_Task goal_: Which lines have the string "screenshot"? Copy all of them from the entries below.

_Exercise inputs_:
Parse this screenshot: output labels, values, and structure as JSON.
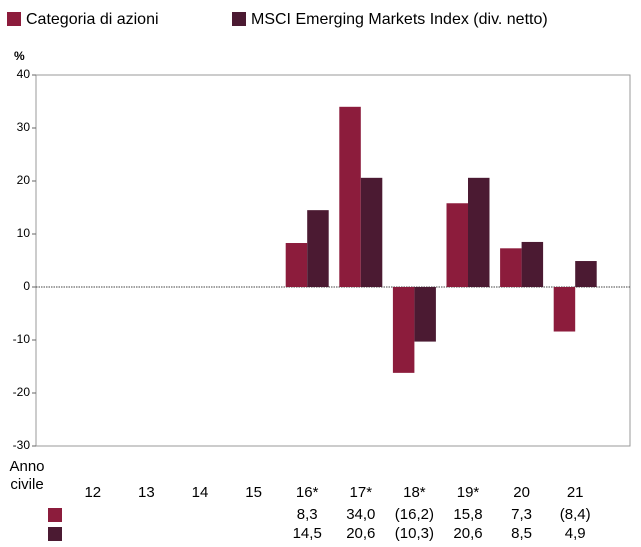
{
  "chart_data": {
    "type": "bar",
    "y_label": "%",
    "table_label": "Anno civile",
    "categories": [
      "12",
      "13",
      "14",
      "15",
      "16*",
      "17*",
      "18*",
      "19*",
      "20",
      "21"
    ],
    "series": [
      {
        "name": "Categoria di azioni",
        "color": "#8c1c3c",
        "values": [
          null,
          null,
          null,
          null,
          8.3,
          34.0,
          -16.2,
          15.8,
          7.3,
          -8.4
        ],
        "value_labels": [
          null,
          null,
          null,
          null,
          "8,3",
          "34,0",
          "(16,2)",
          "15,8",
          "7,3",
          "(8,4)"
        ]
      },
      {
        "name": "MSCI Emerging Markets Index (div. netto)",
        "color": "#4b1a32",
        "values": [
          null,
          null,
          null,
          null,
          14.5,
          20.6,
          -10.3,
          20.6,
          8.5,
          4.9
        ],
        "value_labels": [
          null,
          null,
          null,
          null,
          "14,5",
          "20,6",
          "(10,3)",
          "20,6",
          "8,5",
          "4,9"
        ]
      }
    ],
    "ylim": [
      -30,
      40
    ],
    "yticks": [
      -30,
      -20,
      -10,
      0,
      10,
      20,
      30,
      40
    ]
  }
}
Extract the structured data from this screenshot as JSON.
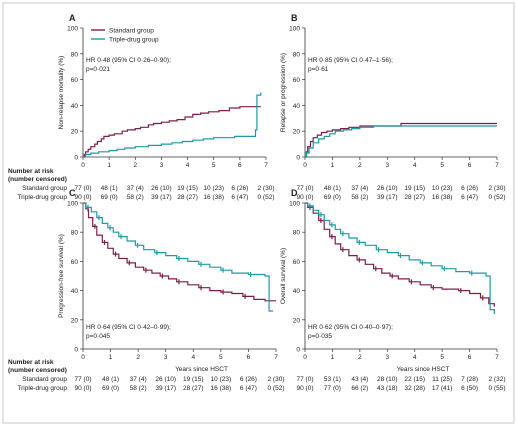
{
  "colors": {
    "standard": "#7a1f4a",
    "triple": "#1e9aa3",
    "axis": "#333333",
    "text": "#222222",
    "frame": "#c8c8c8"
  },
  "risk_table": {
    "heading": [
      "Number at risk",
      "(number censored)"
    ],
    "row_labels": [
      "Standard group",
      "Triple-drug group"
    ]
  },
  "chart_data": [
    {
      "panel": "A",
      "type": "line",
      "step": true,
      "ylabel": "Non-relapse mortality (%)",
      "xlabel": "",
      "xlim": [
        0,
        7
      ],
      "ylim": [
        0,
        100
      ],
      "xticks": [
        "0",
        "1",
        "2",
        "3",
        "4",
        "5",
        "6",
        "7"
      ],
      "yticks": [
        "0",
        "20",
        "40",
        "60",
        "80",
        "100"
      ],
      "legend": {
        "placement": "top-left",
        "entries": [
          "Standard group",
          "Triple-drug group"
        ]
      },
      "annotation": [
        "HR 0·48 (95% CI 0·26–0·90);",
        "p=0·021"
      ],
      "series": [
        {
          "name": "Standard group",
          "color": "#7a1f4a",
          "points": [
            [
              0,
              0
            ],
            [
              0.05,
              2
            ],
            [
              0.1,
              4
            ],
            [
              0.2,
              6
            ],
            [
              0.3,
              8
            ],
            [
              0.45,
              10
            ],
            [
              0.55,
              12
            ],
            [
              0.7,
              14
            ],
            [
              0.8,
              16
            ],
            [
              1.0,
              17
            ],
            [
              1.2,
              18
            ],
            [
              1.5,
              20
            ],
            [
              1.7,
              21
            ],
            [
              2.0,
              22
            ],
            [
              2.2,
              23
            ],
            [
              2.5,
              25
            ],
            [
              2.7,
              26
            ],
            [
              3.0,
              27
            ],
            [
              3.3,
              28
            ],
            [
              3.6,
              29
            ],
            [
              3.9,
              31
            ],
            [
              4.2,
              33
            ],
            [
              4.5,
              34
            ],
            [
              4.8,
              35
            ],
            [
              5.2,
              36
            ],
            [
              5.6,
              38
            ],
            [
              6.0,
              39
            ],
            [
              6.8,
              39
            ]
          ]
        },
        {
          "name": "Triple-drug group",
          "color": "#1e9aa3",
          "points": [
            [
              0,
              0
            ],
            [
              0.1,
              2
            ],
            [
              0.3,
              3
            ],
            [
              0.6,
              4
            ],
            [
              1.0,
              5
            ],
            [
              1.3,
              6
            ],
            [
              1.6,
              7
            ],
            [
              2.0,
              8
            ],
            [
              2.5,
              9
            ],
            [
              3.0,
              10
            ],
            [
              3.4,
              11
            ],
            [
              3.8,
              12
            ],
            [
              4.2,
              13
            ],
            [
              4.6,
              14
            ],
            [
              5.0,
              15
            ],
            [
              5.8,
              16
            ],
            [
              6.6,
              21
            ],
            [
              6.65,
              48
            ],
            [
              6.8,
              50
            ]
          ]
        }
      ],
      "risk": {
        "standard": [
          "77 (0)",
          "48 (1)",
          "37 (4)",
          "26 (10)",
          "19 (15)",
          "10 (23)",
          "6 (26)",
          "2 (30)"
        ],
        "triple": [
          "90 (0)",
          "69 (0)",
          "58 (2)",
          "39 (17)",
          "28 (27)",
          "16 (38)",
          "6 (47)",
          "0 (52)"
        ]
      }
    },
    {
      "panel": "B",
      "type": "line",
      "step": true,
      "ylabel": "Relapse or progression (%)",
      "xlabel": "",
      "xlim": [
        0,
        7
      ],
      "ylim": [
        0,
        100
      ],
      "xticks": [
        "0",
        "1",
        "2",
        "3",
        "4",
        "5",
        "6",
        "7"
      ],
      "yticks": [
        "0",
        "20",
        "40",
        "60",
        "80",
        "100"
      ],
      "annotation": [
        "HR 0·85 (95% CI 0·47–1·56);",
        "p=0·61"
      ],
      "series": [
        {
          "name": "Standard group",
          "color": "#7a1f4a",
          "points": [
            [
              0,
              0
            ],
            [
              0.05,
              4
            ],
            [
              0.1,
              8
            ],
            [
              0.2,
              12
            ],
            [
              0.3,
              15
            ],
            [
              0.45,
              17
            ],
            [
              0.6,
              19
            ],
            [
              0.8,
              20
            ],
            [
              1.0,
              21
            ],
            [
              1.3,
              22
            ],
            [
              1.6,
              23
            ],
            [
              2.0,
              24
            ],
            [
              3.5,
              26
            ],
            [
              7.0,
              26
            ]
          ]
        },
        {
          "name": "Triple-drug group",
          "color": "#1e9aa3",
          "points": [
            [
              0,
              0
            ],
            [
              0.05,
              3
            ],
            [
              0.15,
              7
            ],
            [
              0.3,
              11
            ],
            [
              0.5,
              14
            ],
            [
              0.7,
              16
            ],
            [
              0.9,
              18
            ],
            [
              1.1,
              20
            ],
            [
              1.4,
              21
            ],
            [
              1.7,
              22
            ],
            [
              2.0,
              23
            ],
            [
              2.5,
              24
            ],
            [
              7.0,
              24
            ]
          ]
        }
      ],
      "risk": {
        "standard": [
          "77 (0)",
          "48 (1)",
          "37 (4)",
          "26 (10)",
          "19 (15)",
          "10 (23)",
          "6 (26)",
          "2 (30)"
        ],
        "triple": [
          "90 (0)",
          "69 (0)",
          "58 (2)",
          "39 (17)",
          "28 (27)",
          "16 (38)",
          "6 (47)",
          "0 (52)"
        ]
      }
    },
    {
      "panel": "C",
      "type": "line",
      "step": true,
      "ylabel": "Progression-free survival (%)",
      "xlabel": "Years since HSCT",
      "xlim": [
        0,
        7
      ],
      "ylim": [
        0,
        100
      ],
      "xticks": [
        "0",
        "1",
        "2",
        "3",
        "4",
        "5",
        "6",
        "7"
      ],
      "yticks": [
        "0",
        "20",
        "40",
        "60",
        "80",
        "100"
      ],
      "annotation": [
        "HR 0·64 (95% CI 0·42–0·99);",
        "p=0·045"
      ],
      "series": [
        {
          "name": "Standard group",
          "color": "#7a1f4a",
          "points": [
            [
              0,
              100
            ],
            [
              0.1,
              96
            ],
            [
              0.2,
              90
            ],
            [
              0.35,
              84
            ],
            [
              0.5,
              78
            ],
            [
              0.7,
              73
            ],
            [
              0.9,
              69
            ],
            [
              1.1,
              65
            ],
            [
              1.3,
              62
            ],
            [
              1.6,
              59
            ],
            [
              1.9,
              56
            ],
            [
              2.2,
              54
            ],
            [
              2.5,
              52
            ],
            [
              2.8,
              50
            ],
            [
              3.1,
              48
            ],
            [
              3.4,
              46
            ],
            [
              3.8,
              44
            ],
            [
              4.2,
              42
            ],
            [
              4.6,
              40
            ],
            [
              5.0,
              39
            ],
            [
              5.4,
              38
            ],
            [
              5.8,
              36
            ],
            [
              6.2,
              34
            ],
            [
              6.6,
              33
            ],
            [
              7.0,
              33
            ]
          ]
        },
        {
          "name": "Triple-drug group",
          "color": "#1e9aa3",
          "points": [
            [
              0,
              100
            ],
            [
              0.1,
              97
            ],
            [
              0.3,
              94
            ],
            [
              0.5,
              90
            ],
            [
              0.7,
              86
            ],
            [
              0.9,
              83
            ],
            [
              1.1,
              80
            ],
            [
              1.3,
              77
            ],
            [
              1.6,
              74
            ],
            [
              1.9,
              71
            ],
            [
              2.2,
              68
            ],
            [
              2.6,
              66
            ],
            [
              3.0,
              64
            ],
            [
              3.4,
              62
            ],
            [
              3.8,
              60
            ],
            [
              4.2,
              58
            ],
            [
              4.6,
              56
            ],
            [
              5.0,
              54
            ],
            [
              5.4,
              52
            ],
            [
              6.0,
              51
            ],
            [
              6.6,
              50
            ],
            [
              6.75,
              26
            ],
            [
              6.9,
              26
            ]
          ]
        }
      ],
      "risk": {
        "standard": [
          "77 (0)",
          "48 (1)",
          "37 (4)",
          "26 (10)",
          "19 (15)",
          "10 (23)",
          "6 (26)",
          "2 (30)"
        ],
        "triple": [
          "90 (0)",
          "69 (0)",
          "58 (2)",
          "39 (17)",
          "28 (27)",
          "16 (38)",
          "6 (47)",
          "0 (52)"
        ]
      }
    },
    {
      "panel": "D",
      "type": "line",
      "step": true,
      "ylabel": "Overall survival (%)",
      "xlabel": "Years since HSCT",
      "xlim": [
        0,
        7
      ],
      "ylim": [
        0,
        100
      ],
      "xticks": [
        "0",
        "1",
        "2",
        "3",
        "4",
        "5",
        "6",
        "7"
      ],
      "yticks": [
        "0",
        "20",
        "40",
        "60",
        "80",
        "100"
      ],
      "annotation": [
        "HR 0·62 (95% CI 0·40–0·97);",
        "p=0·035"
      ],
      "series": [
        {
          "name": "Standard group",
          "color": "#7a1f4a",
          "points": [
            [
              0,
              100
            ],
            [
              0.1,
              97
            ],
            [
              0.3,
              93
            ],
            [
              0.5,
              88
            ],
            [
              0.7,
              82
            ],
            [
              0.9,
              77
            ],
            [
              1.1,
              72
            ],
            [
              1.3,
              68
            ],
            [
              1.6,
              64
            ],
            [
              1.9,
              61
            ],
            [
              2.2,
              58
            ],
            [
              2.5,
              55
            ],
            [
              2.8,
              52
            ],
            [
              3.1,
              50
            ],
            [
              3.4,
              48
            ],
            [
              3.8,
              46
            ],
            [
              4.2,
              44
            ],
            [
              4.6,
              42
            ],
            [
              5.0,
              41
            ],
            [
              5.6,
              40
            ],
            [
              6.0,
              38
            ],
            [
              6.4,
              35
            ],
            [
              6.7,
              31
            ],
            [
              6.9,
              29
            ]
          ]
        },
        {
          "name": "Triple-drug group",
          "color": "#1e9aa3",
          "points": [
            [
              0,
              100
            ],
            [
              0.1,
              98
            ],
            [
              0.3,
              95
            ],
            [
              0.5,
              92
            ],
            [
              0.7,
              88
            ],
            [
              0.9,
              85
            ],
            [
              1.1,
              82
            ],
            [
              1.3,
              79
            ],
            [
              1.6,
              76
            ],
            [
              1.9,
              73
            ],
            [
              2.2,
              71
            ],
            [
              2.6,
              68
            ],
            [
              3.0,
              66
            ],
            [
              3.4,
              64
            ],
            [
              3.8,
              61
            ],
            [
              4.2,
              59
            ],
            [
              4.6,
              57
            ],
            [
              5.0,
              55
            ],
            [
              5.5,
              53
            ],
            [
              6.0,
              52
            ],
            [
              6.6,
              50
            ],
            [
              6.75,
              27
            ],
            [
              6.9,
              24
            ]
          ]
        }
      ],
      "risk": {
        "standard": [
          "77 (0)",
          "53 (1)",
          "43 (4)",
          "28 (10)",
          "22 (15)",
          "11 (25)",
          "7 (28)",
          "2 (32)"
        ],
        "triple": [
          "90 (0)",
          "77 (0)",
          "66 (2)",
          "43 (18)",
          "32 (28)",
          "17 (41)",
          "6 (50)",
          "0 (55)"
        ]
      }
    }
  ]
}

_Final result_:
Parse this screenshot: output labels, values, and structure as JSON.
Extract the structured data from this screenshot as JSON.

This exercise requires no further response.